**TASK**
Below is a listing to write out in full, exactly as given, without its pictures.

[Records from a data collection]
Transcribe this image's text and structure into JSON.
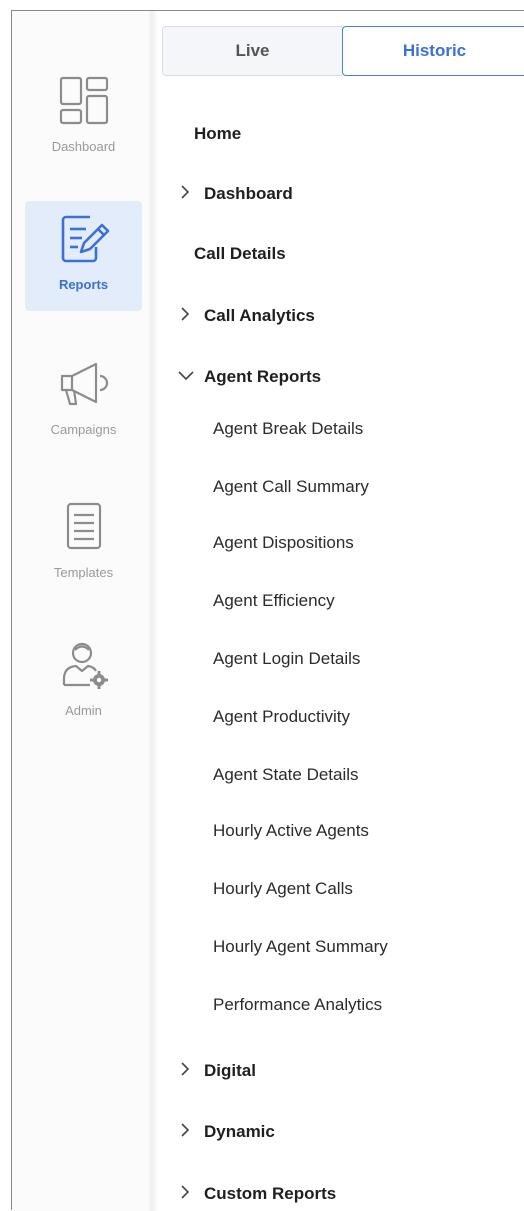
{
  "rail": {
    "items": [
      {
        "label": "Dashboard",
        "icon": "dashboard-icon"
      },
      {
        "label": "Reports",
        "icon": "reports-icon",
        "active": true
      },
      {
        "label": "Campaigns",
        "icon": "megaphone-icon"
      },
      {
        "label": "Templates",
        "icon": "document-icon"
      },
      {
        "label": "Admin",
        "icon": "admin-user-icon"
      }
    ]
  },
  "toggle": {
    "live_label": "Live",
    "historic_label": "Historic",
    "selected": "Historic"
  },
  "nav": {
    "home": "Home",
    "dashboard": "Dashboard",
    "call_details": "Call Details",
    "call_analytics": "Call Analytics",
    "agent_reports": "Agent Reports",
    "agent_items": [
      "Agent Break Details",
      "Agent Call Summary",
      "Agent Dispositions",
      "Agent Efficiency",
      "Agent Login Details",
      "Agent Productivity",
      "Agent State Details",
      "Hourly Active Agents",
      "Hourly Agent Calls",
      "Hourly Agent Summary",
      "Performance Analytics"
    ],
    "digital": "Digital",
    "dynamic": "Dynamic",
    "custom_reports": "Custom Reports"
  },
  "colors": {
    "accent": "#3b70d6",
    "active_bg": "#e3ecfa",
    "muted": "#9a9a9a"
  }
}
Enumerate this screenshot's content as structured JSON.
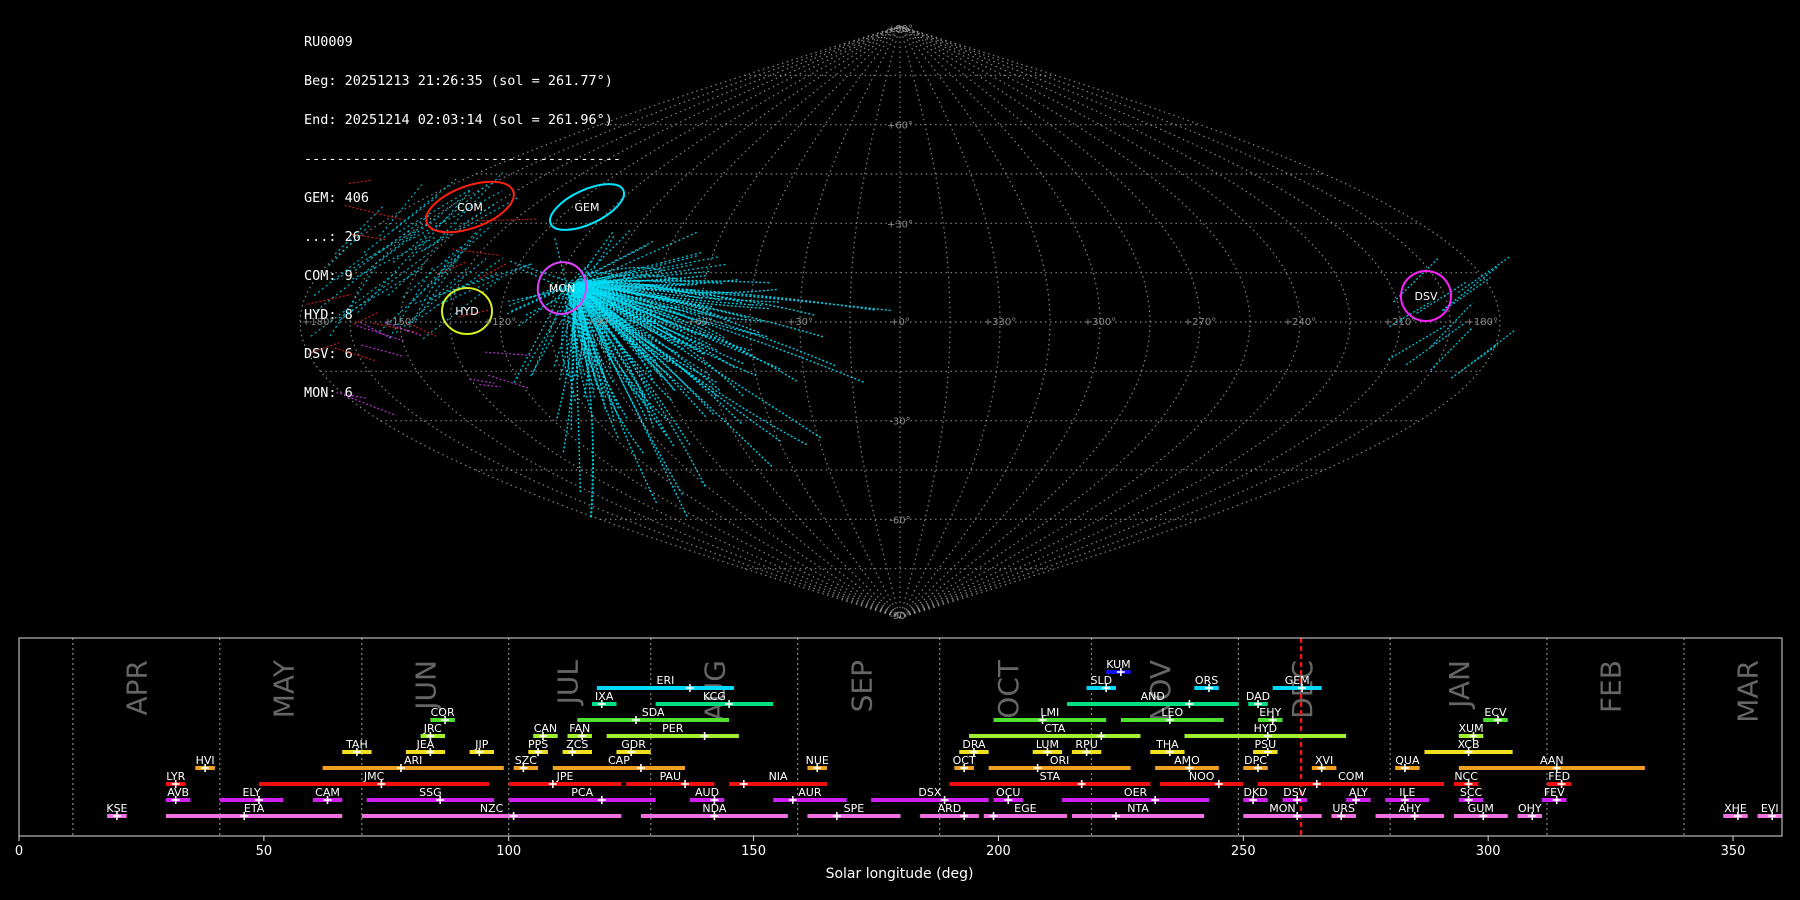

**CORRECT OUTPUT**
Transcribe this image's text and structure into JSON.
{
  "rail": {
    "items": [
      {
        "label": "Dashboard",
        "icon": "dashboard-icon"
      },
      {
        "label": "Reports",
        "icon": "reports-icon",
        "active": true
      },
      {
        "label": "Campaigns",
        "icon": "megaphone-icon"
      },
      {
        "label": "Templates",
        "icon": "document-icon"
      },
      {
        "label": "Admin",
        "icon": "admin-user-icon"
      }
    ]
  },
  "toggle": {
    "live_label": "Live",
    "historic_label": "Historic",
    "selected": "Historic"
  },
  "nav": {
    "home": "Home",
    "dashboard": "Dashboard",
    "call_details": "Call Details",
    "call_analytics": "Call Analytics",
    "agent_reports": "Agent Reports",
    "agent_items": [
      "Agent Break Details",
      "Agent Call Summary",
      "Agent Dispositions",
      "Agent Efficiency",
      "Agent Login Details",
      "Agent Productivity",
      "Agent State Details",
      "Hourly Active Agents",
      "Hourly Agent Calls",
      "Hourly Agent Summary",
      "Performance Analytics"
    ],
    "digital": "Digital",
    "dynamic": "Dynamic",
    "custom_reports": "Custom Reports"
  },
  "colors": {
    "accent": "#3b70d6",
    "active_bg": "#e3ecfa",
    "muted": "#9a9a9a"
  }
}
Enumerate this screenshot's content as structured JSON.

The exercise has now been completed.